* _Problem to solve_
Spot each line that carries the word "钳工技术"; copy those lines.

* _Task inputs_

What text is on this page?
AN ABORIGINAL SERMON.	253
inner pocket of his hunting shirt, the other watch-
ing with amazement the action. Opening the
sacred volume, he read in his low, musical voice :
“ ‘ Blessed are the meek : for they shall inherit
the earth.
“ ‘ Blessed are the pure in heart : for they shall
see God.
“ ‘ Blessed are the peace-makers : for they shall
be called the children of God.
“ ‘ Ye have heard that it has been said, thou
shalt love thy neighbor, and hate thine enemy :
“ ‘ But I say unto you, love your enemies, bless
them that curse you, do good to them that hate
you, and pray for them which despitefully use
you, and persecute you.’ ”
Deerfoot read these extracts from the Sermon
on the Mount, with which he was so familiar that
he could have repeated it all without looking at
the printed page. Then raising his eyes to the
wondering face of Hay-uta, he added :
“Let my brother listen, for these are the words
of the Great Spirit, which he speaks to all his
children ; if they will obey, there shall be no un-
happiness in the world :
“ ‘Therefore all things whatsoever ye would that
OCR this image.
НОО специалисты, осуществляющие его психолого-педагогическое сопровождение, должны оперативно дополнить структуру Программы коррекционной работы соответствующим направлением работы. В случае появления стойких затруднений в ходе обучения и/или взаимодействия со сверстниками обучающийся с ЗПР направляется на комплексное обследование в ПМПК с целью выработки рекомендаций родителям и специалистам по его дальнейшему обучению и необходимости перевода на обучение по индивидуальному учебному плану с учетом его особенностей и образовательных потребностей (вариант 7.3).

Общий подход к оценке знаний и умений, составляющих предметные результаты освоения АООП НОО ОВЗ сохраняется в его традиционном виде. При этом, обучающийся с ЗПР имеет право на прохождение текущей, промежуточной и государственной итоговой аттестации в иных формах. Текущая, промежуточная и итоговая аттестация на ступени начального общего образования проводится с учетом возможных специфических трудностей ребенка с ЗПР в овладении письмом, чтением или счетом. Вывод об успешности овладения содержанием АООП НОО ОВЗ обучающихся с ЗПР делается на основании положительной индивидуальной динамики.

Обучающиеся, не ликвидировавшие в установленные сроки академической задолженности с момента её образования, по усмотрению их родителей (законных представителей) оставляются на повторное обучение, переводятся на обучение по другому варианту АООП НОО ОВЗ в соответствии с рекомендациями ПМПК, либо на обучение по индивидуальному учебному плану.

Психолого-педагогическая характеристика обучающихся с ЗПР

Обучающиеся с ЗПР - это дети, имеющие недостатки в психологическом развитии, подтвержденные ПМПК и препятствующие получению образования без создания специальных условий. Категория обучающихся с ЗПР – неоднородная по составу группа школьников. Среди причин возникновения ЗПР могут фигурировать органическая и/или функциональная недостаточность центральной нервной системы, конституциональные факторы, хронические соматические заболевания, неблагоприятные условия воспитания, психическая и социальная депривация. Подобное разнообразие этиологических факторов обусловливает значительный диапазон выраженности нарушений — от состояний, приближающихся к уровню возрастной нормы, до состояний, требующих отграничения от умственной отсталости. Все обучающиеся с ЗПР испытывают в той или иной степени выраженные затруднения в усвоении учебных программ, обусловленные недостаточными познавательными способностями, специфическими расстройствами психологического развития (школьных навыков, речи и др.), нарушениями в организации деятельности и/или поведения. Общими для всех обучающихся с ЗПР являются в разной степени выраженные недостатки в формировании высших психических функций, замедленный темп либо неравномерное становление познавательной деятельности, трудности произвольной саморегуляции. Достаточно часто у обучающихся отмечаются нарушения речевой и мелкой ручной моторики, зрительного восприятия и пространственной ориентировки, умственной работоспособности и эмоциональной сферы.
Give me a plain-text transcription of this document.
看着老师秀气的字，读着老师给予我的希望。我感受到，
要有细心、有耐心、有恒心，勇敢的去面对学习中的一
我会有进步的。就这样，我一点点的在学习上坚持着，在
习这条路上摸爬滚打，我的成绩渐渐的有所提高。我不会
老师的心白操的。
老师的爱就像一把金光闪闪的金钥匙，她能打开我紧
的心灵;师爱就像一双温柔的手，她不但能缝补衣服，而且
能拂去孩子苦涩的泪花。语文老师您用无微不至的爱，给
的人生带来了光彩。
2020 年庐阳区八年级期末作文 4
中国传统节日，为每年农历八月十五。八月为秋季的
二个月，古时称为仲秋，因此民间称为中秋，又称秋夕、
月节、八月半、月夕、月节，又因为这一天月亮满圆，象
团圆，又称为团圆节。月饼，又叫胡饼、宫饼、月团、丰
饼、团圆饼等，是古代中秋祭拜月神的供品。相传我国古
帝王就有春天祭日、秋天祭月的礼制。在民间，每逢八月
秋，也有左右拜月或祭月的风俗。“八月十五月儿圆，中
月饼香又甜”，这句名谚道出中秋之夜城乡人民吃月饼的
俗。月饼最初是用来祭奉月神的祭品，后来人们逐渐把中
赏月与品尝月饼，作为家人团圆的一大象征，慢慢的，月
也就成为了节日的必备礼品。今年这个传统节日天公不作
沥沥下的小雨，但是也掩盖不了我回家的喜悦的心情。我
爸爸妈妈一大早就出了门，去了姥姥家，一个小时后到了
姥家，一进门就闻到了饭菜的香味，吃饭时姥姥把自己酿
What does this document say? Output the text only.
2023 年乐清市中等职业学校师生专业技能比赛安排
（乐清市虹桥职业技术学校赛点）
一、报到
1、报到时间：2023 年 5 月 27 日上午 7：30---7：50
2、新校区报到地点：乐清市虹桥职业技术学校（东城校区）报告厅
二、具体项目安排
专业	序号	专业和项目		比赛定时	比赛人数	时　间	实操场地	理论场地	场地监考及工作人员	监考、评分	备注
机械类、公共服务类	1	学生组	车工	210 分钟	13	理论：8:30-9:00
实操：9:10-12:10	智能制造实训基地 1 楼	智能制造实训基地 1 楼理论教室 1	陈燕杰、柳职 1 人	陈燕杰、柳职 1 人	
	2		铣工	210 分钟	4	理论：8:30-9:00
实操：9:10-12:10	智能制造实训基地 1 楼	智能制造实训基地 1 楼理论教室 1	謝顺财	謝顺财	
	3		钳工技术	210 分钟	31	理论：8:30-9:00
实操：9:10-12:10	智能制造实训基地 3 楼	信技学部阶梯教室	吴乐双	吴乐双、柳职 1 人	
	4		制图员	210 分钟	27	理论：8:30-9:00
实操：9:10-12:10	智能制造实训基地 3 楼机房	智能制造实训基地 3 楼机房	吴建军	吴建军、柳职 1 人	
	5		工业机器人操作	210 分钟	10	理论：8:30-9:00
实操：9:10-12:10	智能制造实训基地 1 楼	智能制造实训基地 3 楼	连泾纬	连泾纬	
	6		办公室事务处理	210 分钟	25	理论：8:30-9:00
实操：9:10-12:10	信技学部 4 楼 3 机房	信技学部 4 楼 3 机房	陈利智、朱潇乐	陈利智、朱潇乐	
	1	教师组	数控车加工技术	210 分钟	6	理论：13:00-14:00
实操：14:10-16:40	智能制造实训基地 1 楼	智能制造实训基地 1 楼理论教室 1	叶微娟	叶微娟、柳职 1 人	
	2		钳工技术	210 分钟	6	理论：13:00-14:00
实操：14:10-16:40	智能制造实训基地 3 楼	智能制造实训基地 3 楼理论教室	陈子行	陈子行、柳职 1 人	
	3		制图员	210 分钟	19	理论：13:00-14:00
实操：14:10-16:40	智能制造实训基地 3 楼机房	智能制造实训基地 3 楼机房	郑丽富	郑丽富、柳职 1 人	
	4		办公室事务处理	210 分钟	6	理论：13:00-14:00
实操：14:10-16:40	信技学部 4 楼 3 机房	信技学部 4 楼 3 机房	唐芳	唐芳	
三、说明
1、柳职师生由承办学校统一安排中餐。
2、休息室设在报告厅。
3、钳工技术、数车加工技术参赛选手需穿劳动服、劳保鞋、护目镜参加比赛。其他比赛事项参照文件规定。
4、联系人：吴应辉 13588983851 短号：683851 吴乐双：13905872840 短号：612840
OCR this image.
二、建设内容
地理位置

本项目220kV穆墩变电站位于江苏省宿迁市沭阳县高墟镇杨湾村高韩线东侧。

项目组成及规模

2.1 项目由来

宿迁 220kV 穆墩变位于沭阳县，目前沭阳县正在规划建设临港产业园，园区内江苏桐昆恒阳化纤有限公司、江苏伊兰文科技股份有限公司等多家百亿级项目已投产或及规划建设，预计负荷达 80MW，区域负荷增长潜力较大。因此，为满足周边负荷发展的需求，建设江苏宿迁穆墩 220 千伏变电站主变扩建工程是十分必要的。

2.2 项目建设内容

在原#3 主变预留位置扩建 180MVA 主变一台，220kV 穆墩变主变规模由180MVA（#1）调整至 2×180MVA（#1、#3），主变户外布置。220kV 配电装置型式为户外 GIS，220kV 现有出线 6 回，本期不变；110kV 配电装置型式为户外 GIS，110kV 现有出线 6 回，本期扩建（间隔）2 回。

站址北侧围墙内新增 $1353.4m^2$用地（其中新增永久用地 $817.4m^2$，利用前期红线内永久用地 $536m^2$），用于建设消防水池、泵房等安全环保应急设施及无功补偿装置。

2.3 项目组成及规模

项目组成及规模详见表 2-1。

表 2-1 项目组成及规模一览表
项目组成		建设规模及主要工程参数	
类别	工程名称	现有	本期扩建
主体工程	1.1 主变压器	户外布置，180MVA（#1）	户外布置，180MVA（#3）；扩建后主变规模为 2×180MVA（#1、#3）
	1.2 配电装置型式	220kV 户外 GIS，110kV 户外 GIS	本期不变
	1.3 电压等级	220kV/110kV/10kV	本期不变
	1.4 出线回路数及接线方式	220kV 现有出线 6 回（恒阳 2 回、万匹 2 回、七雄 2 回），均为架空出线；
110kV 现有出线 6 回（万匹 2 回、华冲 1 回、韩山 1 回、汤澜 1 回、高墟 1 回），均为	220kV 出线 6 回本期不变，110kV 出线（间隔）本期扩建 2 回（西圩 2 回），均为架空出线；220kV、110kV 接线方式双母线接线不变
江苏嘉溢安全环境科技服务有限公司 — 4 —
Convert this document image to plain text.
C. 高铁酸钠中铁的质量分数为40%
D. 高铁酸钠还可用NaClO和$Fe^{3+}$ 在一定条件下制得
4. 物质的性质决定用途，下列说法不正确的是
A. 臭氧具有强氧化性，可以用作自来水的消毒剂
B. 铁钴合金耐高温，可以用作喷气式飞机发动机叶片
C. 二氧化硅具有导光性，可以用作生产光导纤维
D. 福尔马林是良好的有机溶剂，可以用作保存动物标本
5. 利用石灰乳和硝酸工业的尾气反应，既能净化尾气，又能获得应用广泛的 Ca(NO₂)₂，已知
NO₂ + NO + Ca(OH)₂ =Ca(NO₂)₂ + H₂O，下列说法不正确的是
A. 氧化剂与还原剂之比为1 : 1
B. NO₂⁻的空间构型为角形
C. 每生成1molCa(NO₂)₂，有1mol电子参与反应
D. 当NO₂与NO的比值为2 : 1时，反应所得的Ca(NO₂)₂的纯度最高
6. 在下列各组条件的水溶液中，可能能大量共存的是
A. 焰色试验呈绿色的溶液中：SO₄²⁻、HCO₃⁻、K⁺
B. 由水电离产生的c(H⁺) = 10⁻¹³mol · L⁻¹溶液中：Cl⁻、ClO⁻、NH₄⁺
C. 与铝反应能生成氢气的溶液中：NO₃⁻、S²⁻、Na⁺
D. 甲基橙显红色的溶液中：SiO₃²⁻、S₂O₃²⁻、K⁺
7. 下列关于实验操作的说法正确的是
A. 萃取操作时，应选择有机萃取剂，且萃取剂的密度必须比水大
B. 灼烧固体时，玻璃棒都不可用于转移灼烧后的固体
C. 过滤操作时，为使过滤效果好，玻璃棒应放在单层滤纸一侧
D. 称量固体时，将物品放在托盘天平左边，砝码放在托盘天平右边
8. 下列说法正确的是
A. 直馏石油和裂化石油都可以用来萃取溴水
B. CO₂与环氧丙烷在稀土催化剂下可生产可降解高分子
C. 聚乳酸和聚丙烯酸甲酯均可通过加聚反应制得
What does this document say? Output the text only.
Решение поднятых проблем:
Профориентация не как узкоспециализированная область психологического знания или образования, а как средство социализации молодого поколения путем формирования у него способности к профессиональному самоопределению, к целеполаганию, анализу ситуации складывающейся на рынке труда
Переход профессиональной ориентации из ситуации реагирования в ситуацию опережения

* _Exercise solution_
	3		钳工技术	210 分钟	31	理论：8:30-9:00
	2		钳工技术	210 分钟	6	理论：13:00-14:00
3、钳工技术、数车加工技术参赛选手需穿劳动服、劳保鞋、护目镜参加比赛。其他比赛事项参照文件规定。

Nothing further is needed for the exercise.